# Record extracts:
-- BEGIN --
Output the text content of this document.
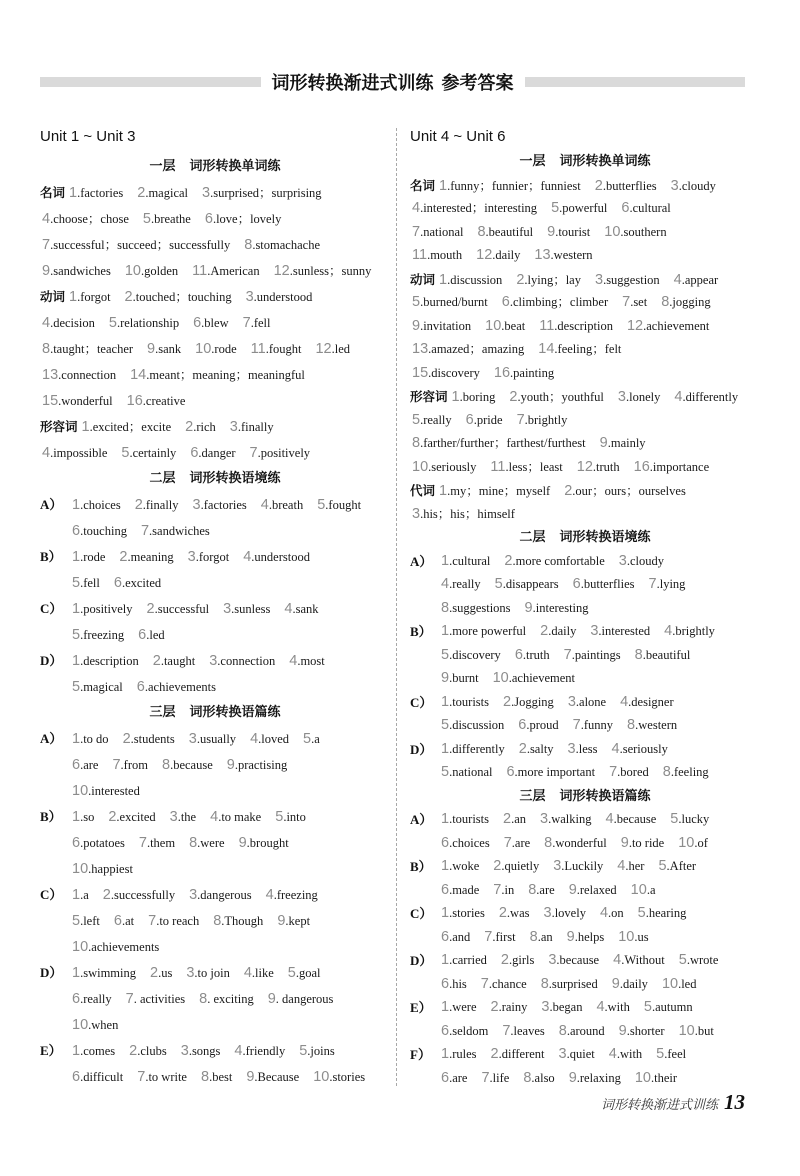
词形转换渐进式训练 参考答案
Unit 1 ~ Unit 3
一层 词形转换单词练
名词 1.factories 2.magical 3.surprised；surprising
4.choose；chose 5.breathe 6.love；lovely
7.successful；succeed；successfully 8.stomachache
9.sandwiches 10.golden 11.American 12.sunless；sunny
动词 1.forgot 2.touched；touching 3.understood
4.decision 5.relationship 6.blew 7.fell
8.taught；teacher 9.sank 10.rode 11.fought 12.led
13.connection 14.meant；meaning；meaningful
15.wonderful 16.creative
形容词 1.excited；excite 2.rich 3.finally
4.impossible 5.certainly 6.danger 7.positively
二层 词形转换语境练
A） 1.choices 2.finally 3.factories 4.breath 5.fought
6.touching 7.sandwiches
B） 1.rode 2.meaning 3.forgot 4.understood
5.fell 6.excited
C） 1.positively 2.successful 3.sunless 4.sank
5.freezing 6.led
D） 1.description 2.taught 3.connection 4.most
5.magical 6.achievements
三层 词形转换语篇练
A） 1.to do 2.students 3.usually 4.loved 5.a
6.are 7.from 8.because 9.practising
10.interested
B） 1.so 2.excited 3.the 4.to make 5.into
6.potatoes 7.them 8.were 9.brought
10.happiest
C） 1.a 2.successfully 3.dangerous 4.freezing
5.left 6.at 7.to reach 8.Though 9.kept
10.achievements
D） 1.swimming 2.us 3.to join 4.like 5.goal
6.really 7. activities 8. exciting 9. dangerous
10.when
E） 1.comes 2.clubs 3.songs 4.friendly 5.joins
6.difficult 7.to write 8.best 9.Because 10.stories
Unit 4 ~ Unit 6
一层 词形转换单词练
名词 1.funny；funnier；funniest 2.butterflies 3.cloudy
4.interested；interesting 5.powerful 6.cultural
7.national 8.beautiful 9.tourist 10.southern
11.mouth 12.daily 13.western
动词 1.discussion 2.lying；lay 3.suggestion 4.appear
5.burned/burnt 6.climbing；climber 7.set 8.jogging
9.invitation 10.beat 11.description 12.achievement
13.amazed；amazing 14.feeling；felt
15.discovery 16.painting
形容词 1.boring 2.youth；youthful 3.lonely 4.differently
5.really 6.pride 7.brightly
8.farther/further；farthest/furthest 9.mainly
10.seriously 11.less；least 12.truth 16.importance
代词 1.my；mine；myself 2.our；ours；ourselves
3.his；his；himself
二层 词形转换语境练
A） 1.cultural 2.more comfortable 3.cloudy
4.really 5.disappears 6.butterflies 7.lying
8.suggestions 9.interesting
B） 1.more powerful 2.daily 3.interested 4.brightly
5.discovery 6.truth 7.paintings 8.beautiful
9.burnt 10.achievement
C） 1.tourists 2.Jogging 3.alone 4.designer
5.discussion 6.proud 7.funny 8.western
D） 1.differently 2.salty 3.less 4.seriously
5.national 6.more important 7.bored 8.feeling
三层 词形转换语篇练
A） 1.tourists 2.an 3.walking 4.because 5.lucky
6.choices 7.are 8.wonderful 9.to ride 10.of
B） 1.woke 2.quietly 3.Luckily 4.her 5.After
6.made 7.in 8.are 9.relaxed 10.a
C） 1.stories 2.was 3.lovely 4.on 5.hearing
6.and 7.first 8.an 9.helps 10.us
D） 1.carried 2.girls 3.because 4.Without 5.wrote
6.his 7.chance 8.surprised 9.daily 10.led
E） 1.were 2.rainy 3.began 4.with 5.autumn
6.seldom 7.leaves 8.around 9.shorter 10.but
F） 1.rules 2.different 3.quiet 4.with 5.feel
6.are 7.life 8.also 9.relaxing 10.their
词形转换渐进式训练 13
-- END --
# Written problem:
Copy out the records above in full, exactly as written, but not the pictures.

# Expected output:
Output the text content of this document.
词形转换渐进式训练 参考答案
Unit 1 ~ Unit 3
一层 词形转换单词练
名词 1.factories 2.magical 3.surprised；surprising
4.choose；chose 5.breathe 6.love；lovely
7.successful；succeed；successfully 8.stomachache
9.sandwiches 10.golden 11.American 12.sunless；sunny
动词 1.forgot 2.touched；touching 3.understood
4.decision 5.relationship 6.blew 7.fell
8.taught；teacher 9.sank 10.rode 11.fought 12.led
13.connection 14.meant；meaning；meaningful
15.wonderful 16.creative
形容词 1.excited；excite 2.rich 3.finally
4.impossible 5.certainly 6.danger 7.positively
二层 词形转换语境练
A） 1.choices 2.finally 3.factories 4.breath 5.fought
6.touching 7.sandwiches
B） 1.rode 2.meaning 3.forgot 4.understood
5.fell 6.excited
C） 1.positively 2.successful 3.sunless 4.sank
5.freezing 6.led
D） 1.description 2.taught 3.connection 4.most
5.magical 6.achievements
三层 词形转换语篇练
A） 1.to do 2.students 3.usually 4.loved 5.a
6.are 7.from 8.because 9.practising
10.interested
B） 1.so 2.excited 3.the 4.to make 5.into
6.potatoes 7.them 8.were 9.brought
10.happiest
C） 1.a 2.successfully 3.dangerous 4.freezing
5.left 6.at 7.to reach 8.Though 9.kept
10.achievements
D） 1.swimming 2.us 3.to join 4.like 5.goal
6.really 7. activities 8. exciting 9. dangerous
10.when
E） 1.comes 2.clubs 3.songs 4.friendly 5.joins
6.difficult 7.to write 8.best 9.Because 10.stories
Unit 4 ~ Unit 6
一层 词形转换单词练
名词 1.funny；funnier；funniest 2.butterflies 3.cloudy
4.interested；interesting 5.powerful 6.cultural
7.national 8.beautiful 9.tourist 10.southern
11.mouth 12.daily 13.western
动词 1.discussion 2.lying；lay 3.suggestion 4.appear
5.burned/burnt 6.climbing；climber 7.set 8.jogging
9.invitation 10.beat 11.description 12.achievement
13.amazed；amazing 14.feeling；felt
15.discovery 16.painting
形容词 1.boring 2.youth；youthful 3.lonely 4.differently
5.really 6.pride 7.brightly
8.farther/further；farthest/furthest 9.mainly
10.seriously 11.less；least 12.truth 16.importance
代词 1.my；mine；myself 2.our；ours；ourselves
3.his；his；himself
二层 词形转换语境练
A） 1.cultural 2.more comfortable 3.cloudy
4.really 5.disappears 6.butterflies 7.lying
8.suggestions 9.interesting
B） 1.more powerful 2.daily 3.interested 4.brightly
5.discovery 6.truth 7.paintings 8.beautiful
9.burnt 10.achievement
C） 1.tourists 2.Jogging 3.alone 4.designer
5.discussion 6.proud 7.funny 8.western
D） 1.differently 2.salty 3.less 4.seriously
5.national 6.more important 7.bored 8.feeling
三层 词形转换语篇练
A） 1.tourists 2.an 3.walking 4.because 5.lucky
6.choices 7.are 8.wonderful 9.to ride 10.of
B） 1.woke 2.quietly 3.Luckily 4.her 5.After
6.made 7.in 8.are 9.relaxed 10.a
C） 1.stories 2.was 3.lovely 4.on 5.hearing
6.and 7.first 8.an 9.helps 10.us
D） 1.carried 2.girls 3.because 4.Without 5.wrote
6.his 7.chance 8.surprised 9.daily 10.led
E） 1.were 2.rainy 3.began 4.with 5.autumn
6.seldom 7.leaves 8.around 9.shorter 10.but
F） 1.rules 2.different 3.quiet 4.with 5.feel
6.are 7.life 8.also 9.relaxing 10.their
词形转换渐进式训练 13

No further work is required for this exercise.